__Work instructions__
Show all lines holding the string "ylabel".

__Figure record extracts__
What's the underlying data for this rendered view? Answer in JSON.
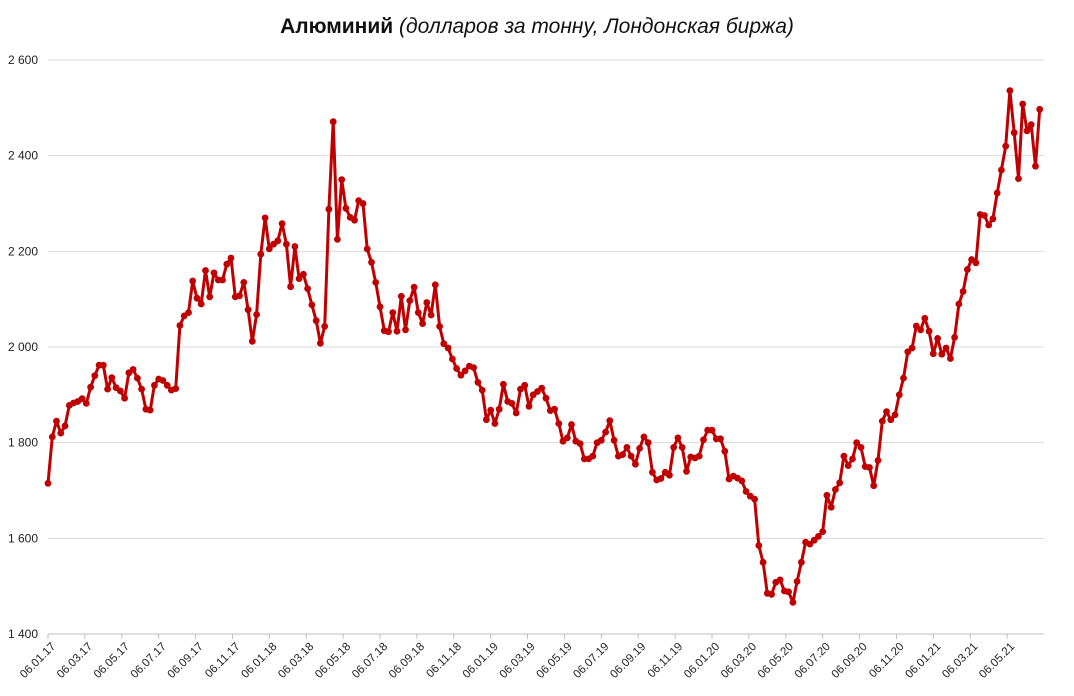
{
  "chart_data": {
    "type": "line",
    "title": "Алюминий",
    "subtitle": "(долларов за тонну, Лондонская биржа)",
    "xlabel": "",
    "ylabel": "",
    "ylim": [
      1400,
      2600
    ],
    "yticks": [
      1400,
      1600,
      1800,
      2000,
      2200,
      2400,
      2600
    ],
    "ytick_labels": [
      "1 400",
      "1 600",
      "1 800",
      "2 000",
      "2 200",
      "2 400",
      "2 600"
    ],
    "xticks": [
      "06.01.17",
      "06.03.17",
      "06.05.17",
      "06.07.17",
      "06.09.17",
      "06.11.17",
      "06.01.18",
      "06.03.18",
      "06.05.18",
      "06.07.18",
      "06.09.18",
      "06.11.18",
      "06.01.19",
      "06.03.19",
      "06.05.19",
      "06.07.19",
      "06.09.19",
      "06.11.19",
      "06.01.20",
      "06.03.20",
      "06.05.20",
      "06.07.20",
      "06.09.20",
      "06.11.20",
      "06.01.21",
      "06.03.21",
      "06.05.21"
    ],
    "grid": "horizontal",
    "legend": "none",
    "color": "#C00000",
    "series": [
      {
        "values": [
          1715,
          1812,
          1845,
          1820,
          1835,
          1878,
          1883,
          1886,
          1892,
          1882,
          1916,
          1940,
          1962,
          1962,
          1912,
          1936,
          1915,
          1908,
          1893,
          1946,
          1953,
          1935,
          1912,
          1870,
          1868,
          1920,
          1933,
          1930,
          1920,
          1910,
          1913,
          2045,
          2065,
          2072,
          2138,
          2102,
          2090,
          2160,
          2105,
          2155,
          2140,
          2140,
          2173,
          2186,
          2105,
          2107,
          2135,
          2078,
          2012,
          2068,
          2194,
          2270,
          2205,
          2215,
          2222,
          2258,
          2215,
          2126,
          2210,
          2143,
          2152,
          2122,
          2088,
          2055,
          2008,
          2043,
          2288,
          2471,
          2225,
          2350,
          2290,
          2271,
          2265,
          2306,
          2300,
          2205,
          2177,
          2135,
          2084,
          2034,
          2032,
          2072,
          2033,
          2106,
          2036,
          2097,
          2125,
          2072,
          2049,
          2093,
          2067,
          2130,
          2043,
          2007,
          1998,
          1975,
          1955,
          1941,
          1950,
          1960,
          1957,
          1926,
          1910,
          1848,
          1868,
          1840,
          1870,
          1922,
          1886,
          1882,
          1862,
          1912,
          1920,
          1876,
          1900,
          1907,
          1914,
          1893,
          1867,
          1870,
          1840,
          1803,
          1810,
          1838,
          1803,
          1798,
          1766,
          1766,
          1772,
          1800,
          1805,
          1822,
          1846,
          1805,
          1772,
          1775,
          1790,
          1772,
          1755,
          1788,
          1812,
          1800,
          1738,
          1722,
          1725,
          1738,
          1732,
          1790,
          1810,
          1790,
          1740,
          1770,
          1768,
          1772,
          1806,
          1826,
          1826,
          1808,
          1808,
          1782,
          1724,
          1730,
          1726,
          1720,
          1698,
          1688,
          1682,
          1585,
          1550,
          1485,
          1483,
          1508,
          1513,
          1490,
          1488,
          1466,
          1510,
          1550,
          1592,
          1588,
          1596,
          1604,
          1614,
          1690,
          1665,
          1702,
          1716,
          1772,
          1752,
          1766,
          1800,
          1790,
          1750,
          1748,
          1710,
          1763,
          1845,
          1865,
          1848,
          1858,
          1900,
          1935,
          1990,
          1998,
          2044,
          2036,
          2060,
          2033,
          1986,
          2018,
          1985,
          1998,
          1976,
          2020,
          2090,
          2116,
          2162,
          2183,
          2176,
          2277,
          2275,
          2255,
          2268,
          2322,
          2370,
          2420,
          2536,
          2448,
          2352,
          2508,
          2452,
          2465,
          2378,
          2497
        ]
      }
    ]
  }
}
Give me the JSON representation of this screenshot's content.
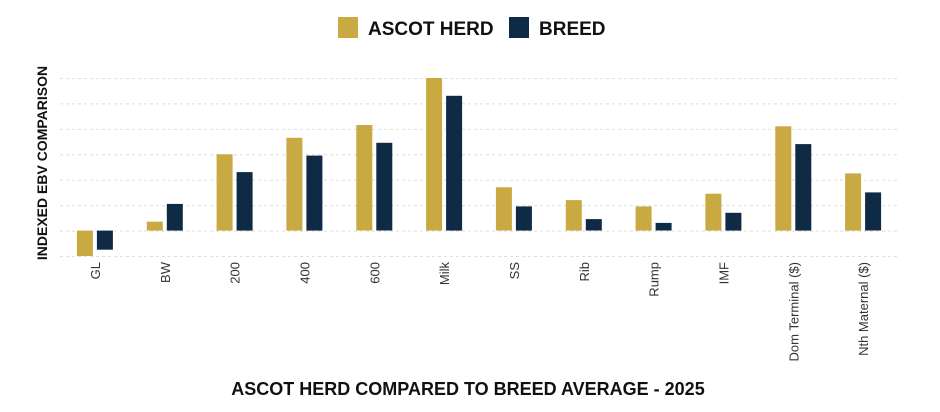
{
  "chart_data": {
    "type": "bar",
    "title": "ASCOT HERD COMPARED TO BREED AVERAGE - 2025",
    "xlabel": "",
    "ylabel": "INDEXED EBV COMPARISON",
    "categories": [
      "GL",
      "BW",
      "200",
      "400",
      "600",
      "Milk",
      "SS",
      "Rib",
      "Rump",
      "IMF",
      "Dom Terminal ($)",
      "Nth Maternal ($)"
    ],
    "series": [
      {
        "name": "ASCOT HERD",
        "color": "#c9a942",
        "values": [
          -1.0,
          0.35,
          3.0,
          3.65,
          4.15,
          6.0,
          1.7,
          1.2,
          0.95,
          1.45,
          4.1,
          2.25
        ]
      },
      {
        "name": "BREED",
        "color": "#0f2a44",
        "values": [
          -0.75,
          1.05,
          2.3,
          2.95,
          3.45,
          5.3,
          0.95,
          0.45,
          0.3,
          0.7,
          3.4,
          1.5
        ]
      }
    ],
    "ylim": [
      -1,
      6
    ],
    "grid": true,
    "legend": "top-center"
  }
}
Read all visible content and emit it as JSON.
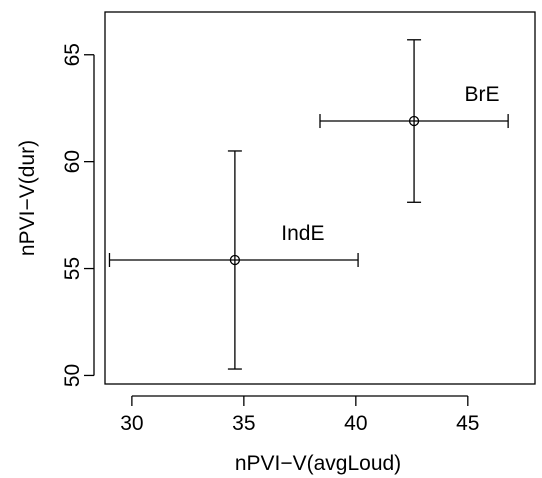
{
  "chart_data": {
    "type": "scatter",
    "title": "",
    "xlabel": "nPVI−V(avgLoud)",
    "ylabel": "nPVI−V(dur)",
    "xlim": [
      28.8,
      48.0
    ],
    "ylim": [
      49.6,
      67.0
    ],
    "x_ticks": [
      30,
      35,
      40,
      45
    ],
    "y_ticks": [
      50,
      55,
      60,
      65
    ],
    "grid": false,
    "legend": "none",
    "points": [
      {
        "label": "IndE",
        "x": 34.6,
        "y": 55.4,
        "x_err": [
          29.0,
          40.1
        ],
        "y_err": [
          50.3,
          60.5
        ]
      },
      {
        "label": "BrE",
        "x": 42.6,
        "y": 61.9,
        "x_err": [
          38.4,
          46.8
        ],
        "y_err": [
          58.1,
          65.7
        ]
      }
    ]
  }
}
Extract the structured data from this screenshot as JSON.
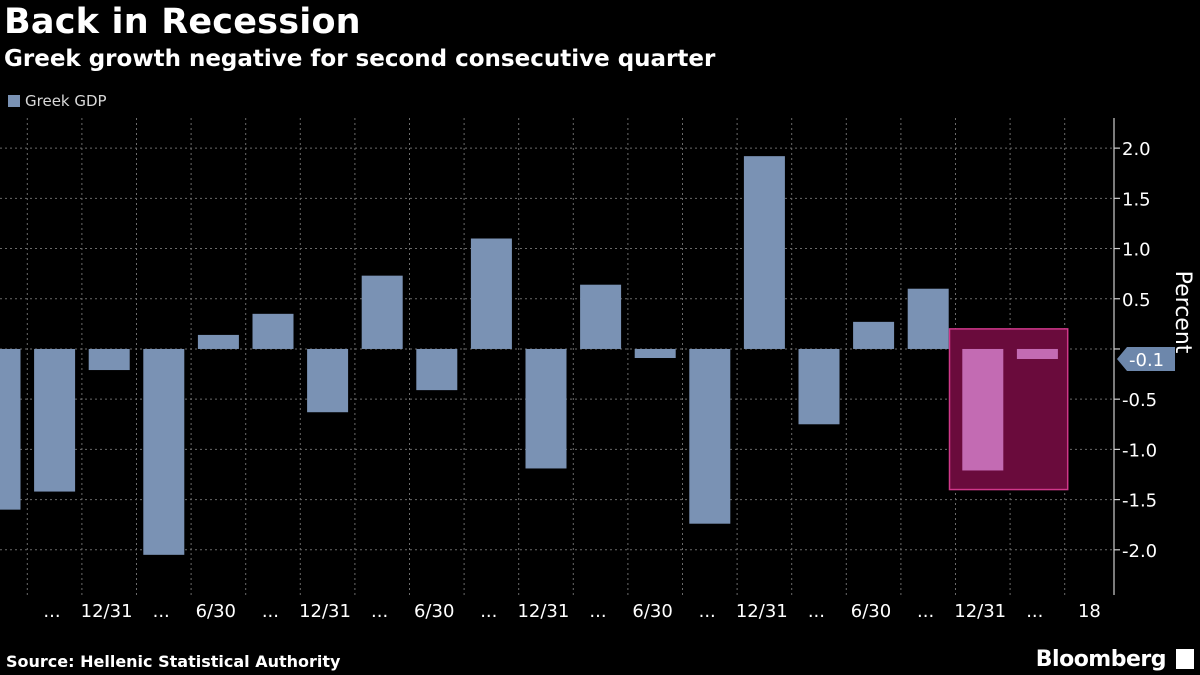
{
  "header": {
    "title": "Back in Recession",
    "subtitle": "Greek growth negative for second consecutive quarter"
  },
  "legend": {
    "label": "Greek GDP",
    "color": "#7a92b4"
  },
  "footer": {
    "source": "Source: Hellenic Statistical Authority",
    "brand": "Bloomberg"
  },
  "colors": {
    "bar": "#7a92b4",
    "highlight_bar": "#c36bb3",
    "highlight_fill": "#6a0b3c",
    "highlight_border": "#d0388a",
    "grid": "#6a6a6a",
    "callout": "#6d87ab"
  },
  "chart_data": {
    "type": "bar",
    "ylabel": "Percent",
    "ylim": [
      -2.45,
      2.3
    ],
    "yticks": [
      2.0,
      1.5,
      1.0,
      0.5,
      0.0,
      -0.5,
      -1.0,
      -1.5,
      -2.0
    ],
    "ytick_labels": [
      "2.0",
      "1.5",
      "1.0",
      "0.5",
      "0.0",
      "-0.5",
      "-1.0",
      "-1.5",
      "-2.0"
    ],
    "x_tick_labels": [
      "...",
      "12/31",
      "...",
      "6/30",
      "...",
      "12/31",
      "...",
      "6/30",
      "...",
      "12/31",
      "...",
      "6/30",
      "...",
      "12/31",
      "...",
      "6/30",
      "...",
      "12/31",
      "...",
      "18"
    ],
    "values": [
      -1.6,
      -1.42,
      -0.21,
      -2.05,
      0.14,
      0.35,
      -0.63,
      0.73,
      -0.41,
      1.1,
      -1.19,
      0.64,
      -0.09,
      -1.74,
      1.92,
      -0.75,
      0.27,
      0.6,
      -1.21,
      -0.1
    ],
    "highlight_indices": [
      18,
      19
    ],
    "highlight_range": [
      0.2,
      -1.4
    ],
    "last_value_label": "-0.1",
    "grid": true,
    "legend_position": "top-left"
  }
}
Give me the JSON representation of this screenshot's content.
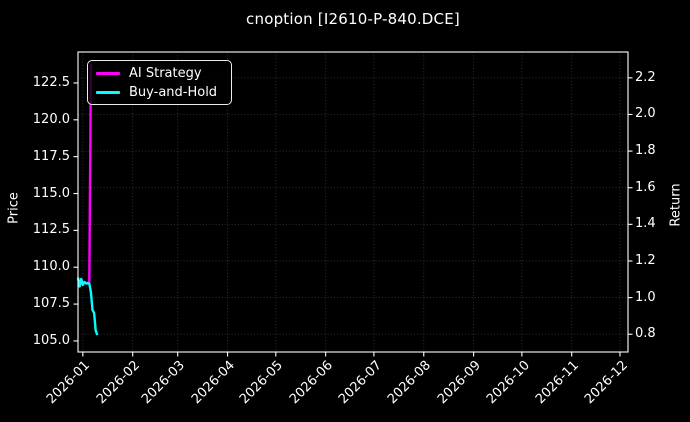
{
  "title": "cnoption [I2610-P-840.DCE]",
  "chart_data": {
    "type": "line",
    "title": "cnoption [I2610-P-840.DCE]",
    "background_color": "#000000",
    "text_color": "#ffffff",
    "grid_color": "#373737",
    "spine_color": "#ffffff",
    "grid": true,
    "legend_position": "upper left",
    "left_axis": {
      "label": "Price",
      "tick_labels": [
        "122.5",
        "120.0",
        "117.5",
        "115.0",
        "112.5",
        "110.0",
        "107.5",
        "105.0"
      ],
      "ylim": [
        104.25,
        124.6
      ]
    },
    "right_axis": {
      "label": "Return",
      "tick_labels": [
        "2.2",
        "2.0",
        "1.8",
        "1.6",
        "1.4",
        "1.2",
        "1.0",
        "0.8"
      ],
      "ylim": [
        0.703,
        2.341
      ]
    },
    "x_axis": {
      "tick_labels": [
        "2026-01",
        "2026-02",
        "2026-03",
        "2026-04",
        "2026-05",
        "2026-06",
        "2026-07",
        "2026-08",
        "2026-09",
        "2026-10",
        "2026-11",
        "2026-12"
      ],
      "tick_dates": [
        "2026-01-01",
        "2026-02-01",
        "2026-03-01",
        "2026-04-01",
        "2026-05-01",
        "2026-06-01",
        "2026-07-01",
        "2026-08-01",
        "2026-09-01",
        "2026-10-01",
        "2026-11-01",
        "2026-12-01"
      ],
      "xlim": [
        "2025-12-29",
        "2026-12-06"
      ]
    },
    "series": [
      {
        "name": "AI Strategy",
        "color": "#ff00ff",
        "axis": "left",
        "points": [
          [
            "2025-12-29",
            109.3
          ],
          [
            "2025-12-30",
            108.7
          ],
          [
            "2025-12-31",
            109.2
          ],
          [
            "2026-01-01",
            108.8
          ],
          [
            "2026-01-02",
            109.0
          ],
          [
            "2026-01-03",
            108.9
          ],
          [
            "2026-01-05",
            109.0
          ],
          [
            "2026-01-06",
            123.8
          ]
        ]
      },
      {
        "name": "Buy-and-Hold",
        "color": "#00ffff",
        "axis": "left",
        "points": [
          [
            "2025-12-29",
            109.3
          ],
          [
            "2025-12-30",
            108.7
          ],
          [
            "2025-12-31",
            109.2
          ],
          [
            "2026-01-01",
            108.8
          ],
          [
            "2026-01-02",
            109.0
          ],
          [
            "2026-01-03",
            108.9
          ],
          [
            "2026-01-05",
            108.9
          ],
          [
            "2026-01-06",
            108.3
          ],
          [
            "2026-01-07",
            107.1
          ],
          [
            "2026-01-08",
            106.9
          ],
          [
            "2026-01-09",
            105.7
          ],
          [
            "2026-01-10",
            105.4
          ]
        ]
      }
    ]
  }
}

__Answer to the exercise__
    "ylabel": "",
    "ylabel": "INDEXED EBV COMPARISON",
    "ylabel": "nPVI−V(dur)",
    "ylabel": "Percent",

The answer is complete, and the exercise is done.